>> START Data records
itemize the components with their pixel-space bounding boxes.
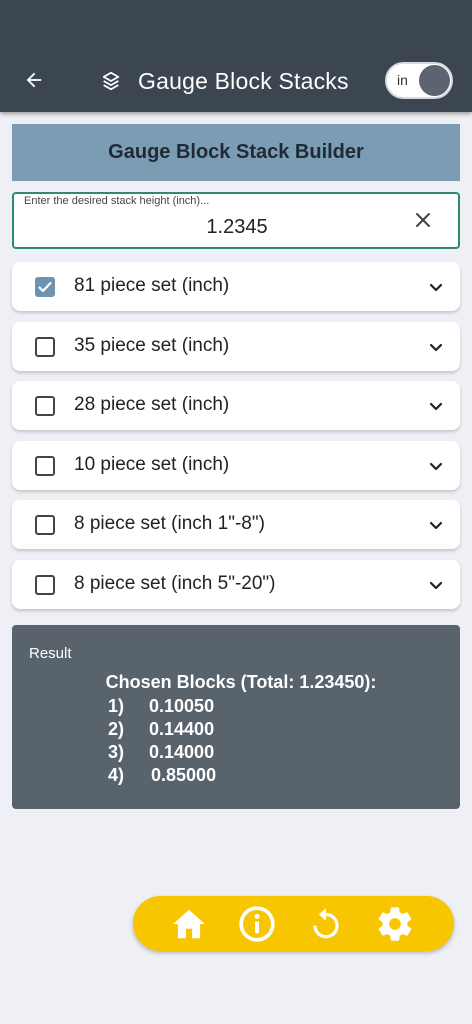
result-item-value: 0.85000 bbox=[151, 765, 217, 785]
chevron-down-icon[interactable] bbox=[428, 458, 444, 474]
result-item: 3) 0.14000 bbox=[108, 742, 216, 765]
set-label: 8 piece set (inch 5"-20") bbox=[74, 573, 276, 594]
chevron-down-icon[interactable] bbox=[428, 398, 444, 414]
set-row-10-inch[interactable]: 10 piece set (inch) bbox=[12, 441, 460, 490]
result-list: 1) 0.10050 2) 0.14400 3) 0.14000 4) 0.85… bbox=[108, 696, 216, 788]
chevron-down-icon[interactable] bbox=[428, 339, 444, 355]
info-icon bbox=[239, 906, 275, 942]
home-button[interactable] bbox=[169, 904, 209, 944]
chevron-down-icon[interactable] bbox=[428, 517, 444, 533]
stack-height-input[interactable]: Enter the desired stack height (inch)...… bbox=[12, 192, 460, 249]
back-button[interactable] bbox=[20, 66, 48, 94]
builder-title: Gauge Block Stack Builder bbox=[108, 141, 364, 163]
result-item: 1) 0.10050 bbox=[108, 696, 216, 719]
set-label: 8 piece set (inch 1"-8") bbox=[74, 513, 265, 534]
builder-header: Gauge Block Stack Builder bbox=[12, 124, 460, 181]
close-icon bbox=[416, 213, 430, 227]
set-checkbox[interactable] bbox=[35, 575, 55, 595]
stack-height-value[interactable]: 1.2345 bbox=[14, 216, 414, 239]
result-title: Result bbox=[29, 645, 72, 662]
set-checkbox[interactable] bbox=[35, 456, 55, 476]
result-item-number: 1) bbox=[108, 696, 125, 716]
arrow-left-icon bbox=[26, 72, 42, 88]
chevron-down-icon[interactable] bbox=[428, 577, 444, 593]
check-icon bbox=[38, 281, 52, 293]
refresh-icon bbox=[313, 908, 339, 939]
result-item-value: 0.10050 bbox=[149, 696, 215, 716]
app-title-group: Gauge Block Stacks bbox=[100, 64, 349, 98]
home-icon bbox=[173, 909, 205, 939]
chevron-down-icon[interactable] bbox=[428, 279, 444, 295]
result-item-value: 0.14000 bbox=[149, 742, 215, 762]
settings-button[interactable] bbox=[375, 904, 415, 944]
result-item: 2) 0.14400 bbox=[108, 719, 216, 742]
set-checkbox[interactable] bbox=[35, 277, 55, 297]
settings-icon bbox=[378, 907, 412, 941]
app-bar: Gauge Block Stacks in bbox=[0, 0, 472, 112]
result-item-value: 0.14400 bbox=[149, 719, 215, 739]
unit-toggle[interactable]: in bbox=[385, 62, 453, 99]
set-row-28-inch[interactable]: 28 piece set (inch) bbox=[12, 381, 460, 430]
layers-icon bbox=[100, 70, 122, 92]
set-checkbox[interactable] bbox=[35, 396, 55, 416]
set-row-8-inch-5-20[interactable]: 8 piece set (inch 5"-20") bbox=[12, 560, 460, 609]
bottom-nav-bar bbox=[133, 896, 454, 951]
info-button[interactable] bbox=[237, 904, 277, 944]
set-label: 35 piece set (inch) bbox=[74, 335, 230, 356]
set-label: 81 piece set (inch) bbox=[74, 275, 230, 296]
set-row-35-inch[interactable]: 35 piece set (inch) bbox=[12, 322, 460, 371]
stack-height-label: Enter the desired stack height (inch)... bbox=[24, 195, 210, 207]
result-item-number: 3) bbox=[108, 742, 125, 762]
set-label: 10 piece set (inch) bbox=[74, 454, 230, 475]
set-row-81-inch[interactable]: 81 piece set (inch) bbox=[12, 262, 460, 311]
set-label: 28 piece set (inch) bbox=[74, 394, 230, 415]
set-checkbox[interactable] bbox=[35, 515, 55, 535]
refresh-button[interactable] bbox=[306, 904, 346, 944]
result-card: Result Chosen Blocks (Total: 1.23450): 1… bbox=[12, 625, 460, 809]
result-heading: Chosen Blocks (Total: 1.23450): bbox=[105, 672, 377, 692]
clear-button[interactable] bbox=[414, 211, 432, 229]
result-item-number: 2) bbox=[108, 719, 125, 739]
result-item: 4) 0.85000 bbox=[108, 765, 216, 788]
toggle-label: in bbox=[397, 72, 408, 88]
toggle-knob bbox=[419, 65, 450, 96]
app-title: Gauge Block Stacks bbox=[138, 67, 349, 94]
set-checkbox[interactable] bbox=[35, 337, 55, 357]
result-item-number: 4) bbox=[108, 765, 125, 785]
set-row-8-inch-1-8[interactable]: 8 piece set (inch 1"-8") bbox=[12, 500, 460, 549]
>> END Data records
Challenge
Rewrite every line of the items above as a numbered list, skipping blank lines and leaving out the pictures.

Right answer
1. itemize the components with their pixel-space bounding boxes.
2. result-item-value: 0.85000 bbox=[151, 765, 217, 785]
3. chevron-down-icon[interactable] bbox=[428, 458, 444, 474]
4. result-item: 3) 0.14000 bbox=[108, 742, 216, 765]
5. set-label: 8 piece set (inch 5"-20") bbox=[74, 573, 276, 594]
6. chevron-down-icon[interactable] bbox=[428, 398, 444, 414]
7. set-row-10-inch[interactable]: 10 piece set (inch) bbox=[12, 441, 460, 490]
8. result-list: 1) 0.10050 2) 0.14400 3) 0.14000 4) 0.85… bbox=[108, 696, 216, 788]
9. chevron-down-icon[interactable] bbox=[428, 339, 444, 355]
10. info-icon bbox=[239, 906, 275, 942]
11. home-button[interactable] bbox=[169, 904, 209, 944]
12. chevron-down-icon[interactable] bbox=[428, 517, 444, 533]
13. stack-height-input[interactable]: Enter the desired stack height (inch)...… bbox=[12, 192, 460, 249]
14. back-button[interactable] bbox=[20, 66, 48, 94]
15. builder-title: Gauge Block Stack Builder bbox=[108, 141, 364, 163]
16. result-item: 1) 0.10050 bbox=[108, 696, 216, 719]
17. set-label: 8 piece set (inch 1"-8") bbox=[74, 513, 265, 534]
18. builder-header: Gauge Block Stack Builder bbox=[12, 124, 460, 181]
19. close-icon bbox=[416, 213, 430, 227]
20. set-checkbox[interactable] bbox=[35, 575, 55, 595]
21. stack-height-value[interactable]: 1.2345 bbox=[14, 216, 414, 239]
22. result-title: Result bbox=[29, 645, 72, 662]
23. set-checkbox[interactable] bbox=[35, 456, 55, 476]
24. result-item-number: 1) bbox=[108, 696, 125, 716]
25. arrow-left-icon bbox=[26, 72, 42, 88]
26. chevron-down-icon[interactable] bbox=[428, 577, 444, 593]
27. check-icon bbox=[38, 281, 52, 293]
28. refresh-icon bbox=[313, 908, 339, 939]
29. result-item-value: 0.10050 bbox=[149, 696, 215, 716]
30. app-title-group: Gauge Block Stacks bbox=[100, 64, 349, 98]
31. home-icon bbox=[173, 909, 205, 939]
32. chevron-down-icon[interactable] bbox=[428, 279, 444, 295]
33. result-item-value: 0.14000 bbox=[149, 742, 215, 762]
34. settings-button[interactable] bbox=[375, 904, 415, 944]
35. result-item: 2) 0.14400 bbox=[108, 719, 216, 742]
36. set-checkbox[interactable] bbox=[35, 277, 55, 297]
37. settings-icon bbox=[378, 907, 412, 941]
38. app-bar: Gauge Block Stacks in bbox=[0, 0, 472, 112]
39. result-item-value: 0.14400 bbox=[149, 719, 215, 739]
40. unit-toggle[interactable]: in bbox=[385, 62, 453, 99]
41. set-row-28-inch[interactable]: 28 piece set (inch) bbox=[12, 381, 460, 430]
42. layers-icon bbox=[100, 70, 122, 92]
43. set-checkbox[interactable] bbox=[35, 396, 55, 416]
44. set-row-8-inch-5-20[interactable]: 8 piece set (inch 5"-20") bbox=[12, 560, 460, 609]
45. bottom-nav-bar bbox=[133, 896, 454, 951]
46. info-button[interactable] bbox=[237, 904, 277, 944]
47. set-label: 35 piece set (inch) bbox=[74, 335, 230, 356]
48. set-label: 81 piece set (inch) bbox=[74, 275, 230, 296]
49. set-row-35-inch[interactable]: 35 piece set (inch) bbox=[12, 322, 460, 371]
50. stack-height-label: Enter the desired stack height (inch)... bbox=[24, 195, 210, 207]
51. result-item-number: 3) bbox=[108, 742, 125, 762]
52. set-label: 10 piece set (inch) bbox=[74, 454, 230, 475]
53. set-row-81-inch[interactable]: 81 piece set (inch) bbox=[12, 262, 460, 311]
54. set-label: 28 piece set (inch) bbox=[74, 394, 230, 415]
55. set-checkbox[interactable] bbox=[35, 515, 55, 535]
56. refresh-button[interactable] bbox=[306, 904, 346, 944]
57. result-card: Result Chosen Blocks (Total: 1.23450): 1… bbox=[12, 625, 460, 809]
58. result-heading: Chosen Blocks (Total: 1.23450): bbox=[105, 672, 377, 692]
59. clear-button[interactable] bbox=[414, 211, 432, 229]
60. result-item-number: 2) bbox=[108, 719, 125, 739]
61. result-item: 4) 0.85000 bbox=[108, 765, 216, 788]
62. toggle-label: in bbox=[397, 72, 408, 88]
63. toggle-knob bbox=[419, 65, 450, 96]
64. app-title: Gauge Block Stacks bbox=[138, 67, 349, 94]
65. set-checkbox[interactable] bbox=[35, 337, 55, 357]
66. result-item-number: 4) bbox=[108, 765, 125, 785]
67. set-row-8-inch-1-8[interactable]: 8 piece set (inch 1"-8") bbox=[12, 500, 460, 549]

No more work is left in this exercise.